◆ **THE TASK**: Copy each line of the data below exactly, leaving out pictures.

◆ **RECORD EXTRACTS**:

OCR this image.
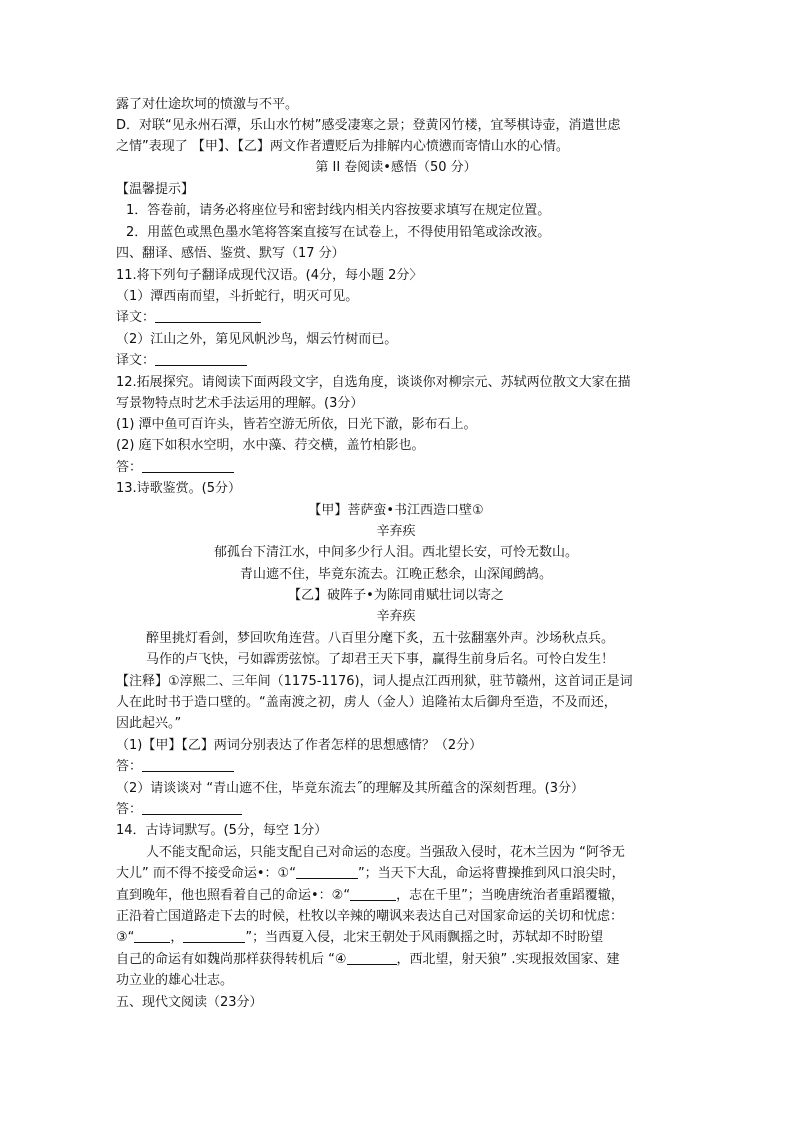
露了对仕途坎坷的愤激与不平。
D．对联“见永州石潭，乐山水竹树”感受凄寒之景；登黄冈竹楼，宜琴棋诗壶，消遣世虑
之情”表现了 【甲】、【乙】两文作者遭贬后为排解内心愤懑而寄情山水的心情。
第 II 卷阅读•感悟（50 分）
【温馨提示】
1．答卷前，请务必将座位号和密封线内相关内容按要求填写在规定位置。
2．用蓝色或黑色墨水笔将答案直接写在试卷上，不得使用铅笔或涂改液。
四、翻译、感悟、鉴赏、默写（17 分）
11.将下列句子翻译成现代汉语。(4分，每小题 2分〉
（1）潭西南而望，斗折蛇行，明灭可见。
译文：
（2）江山之外，第见风帆沙鸟，烟云竹树而已。
译文：
12.拓展探究。请阅读下面两段文字，自选角度，谈谈你对柳宗元、苏轼两位散文大家在描
写景物特点时艺术手法运用的理解。(3分）
(1) 潭中鱼可百许头，皆若空游无所依，日光下澈，影布石上。
(2) 庭下如积水空明，水中藻、荇交横，盖竹柏影也。
答：
13.诗歌鉴赏。(5分）
【甲】菩萨蛮•书江西造口壁①
辛弃疾
郁孤台下清江水，中间多少行人泪。西北望长安，可怜无数山。
青山遮不住，毕竟东流去。江晚正愁余，山深闻鹧鸪。
【乙】破阵子•为陈同甫赋壮词以寄之
辛弃疾
醉里挑灯看剑，梦回吹角连营。八百里分麾下炙，五十弦翻塞外声。沙场秋点兵。
马作的卢飞快，弓如霹雳弦惊。了却君王天下事，赢得生前身后名。可怜白发生！
【注释】①淳熙二、三年间（1175-1176)，词人提点江西刑狱，驻节赣州，这首词正是词
人在此时书于造口壁的。“盖南渡之初，虏人（金人）追隆祐太后御舟至造，不及而还，
因此起兴。”
（1)【甲】【乙】两词分别表达了作者怎样的思想感情？（2分）
答：
（2）请谈谈对 “青山遮不住，毕竟东流去˝的理解及其所蕴含的深刻哲理。(3分）
答：
14．古诗词默写。(5分，每空 1分）
人不能支配命运，只能支配自己对命运的态度。当强敌入侵时，花木兰因为 “阿爷无
大儿” 而不得不接受命运•：①“	”；当天下大乱，命运将曹操推到风口浪尖时，
直到晚年，他也照看着自己的命运•：②“	，志在千里”；当晚唐统治者重蹈覆辙，
正沿着亡国道路走下去的时候，杜牧以辛辣的嘲讽来表达自己对国家命运的关切和忧虑：
③“	，	”；当西夏入侵，北宋王朝处于风雨飘摇之时，苏轼却不时盼望
自己的命运有如魏尚那样获得转机后 “④	，西北望，射天狼” .实现报效国家、建
功立业的雄心壮志。
五、现代文阅读（23分）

◆ **TASK SOLUTION**:
OCR this image.
露了对仕途坎坷的愤激与不平。
D．对联“见永州石潭，乐山水竹树”感受凄寒之景；登黄冈竹楼，宜琴棋诗壶，消遣世虑
之情”表现了 【甲】、【乙】两文作者遭贬后为排解内心愤懑而寄情山水的心情。
第 II 卷阅读•感悟（50 分）
【温馨提示】
1．答卷前，请务必将座位号和密封线内相关内容按要求填写在规定位置。
2．用蓝色或黑色墨水笔将答案直接写在试卷上，不得使用铅笔或涂改液。
四、翻译、感悟、鉴赏、默写（17 分）
11.将下列句子翻译成现代汉语。(4分，每小题 2分〉
（1）潭西南而望，斗折蛇行，明灭可见。
译文：
（2）江山之外，第见风帆沙鸟，烟云竹树而已。
译文：
12.拓展探究。请阅读下面两段文字，自选角度，谈谈你对柳宗元、苏轼两位散文大家在描
写景物特点时艺术手法运用的理解。(3分）
(1) 潭中鱼可百许头，皆若空游无所依，日光下澈，影布石上。
(2) 庭下如积水空明，水中藻、荇交横，盖竹柏影也。
答：
13.诗歌鉴赏。(5分）
【甲】菩萨蛮•书江西造口壁①
辛弃疾
郁孤台下清江水，中间多少行人泪。西北望长安，可怜无数山。
青山遮不住，毕竟东流去。江晚正愁余，山深闻鹧鸪。
【乙】破阵子•为陈同甫赋壮词以寄之
辛弃疾
醉里挑灯看剑，梦回吹角连营。八百里分麾下炙，五十弦翻塞外声。沙场秋点兵。
马作的卢飞快，弓如霹雳弦惊。了却君王天下事，赢得生前身后名。可怜白发生！
【注释】①淳熙二、三年间（1175-1176)，词人提点江西刑狱，驻节赣州，这首词正是词
人在此时书于造口壁的。“盖南渡之初，虏人（金人）追隆祐太后御舟至造，不及而还，
因此起兴。”
（1)【甲】【乙】两词分别表达了作者怎样的思想感情？（2分）
答：
（2）请谈谈对 “青山遮不住，毕竟东流去˝的理解及其所蕴含的深刻哲理。(3分）
答：
14．古诗词默写。(5分，每空 1分）
人不能支配命运，只能支配自己对命运的态度。当强敌入侵时，花木兰因为 “阿爷无
大儿” 而不得不接受命运•：①“	”；当天下大乱，命运将曹操推到风口浪尖时，
直到晚年，他也照看着自己的命运•：②“	，志在千里”；当晚唐统治者重蹈覆辙，
正沿着亡国道路走下去的时候，杜牧以辛辣的嘲讽来表达自己对国家命运的关切和忧虑：
③“	，	”；当西夏入侵，北宋王朝处于风雨飘摇之时，苏轼却不时盼望
自己的命运有如魏尚那样获得转机后 “④	，西北望，射天狼” .实现报效国家、建
功立业的雄心壮志。
五、现代文阅读（23分）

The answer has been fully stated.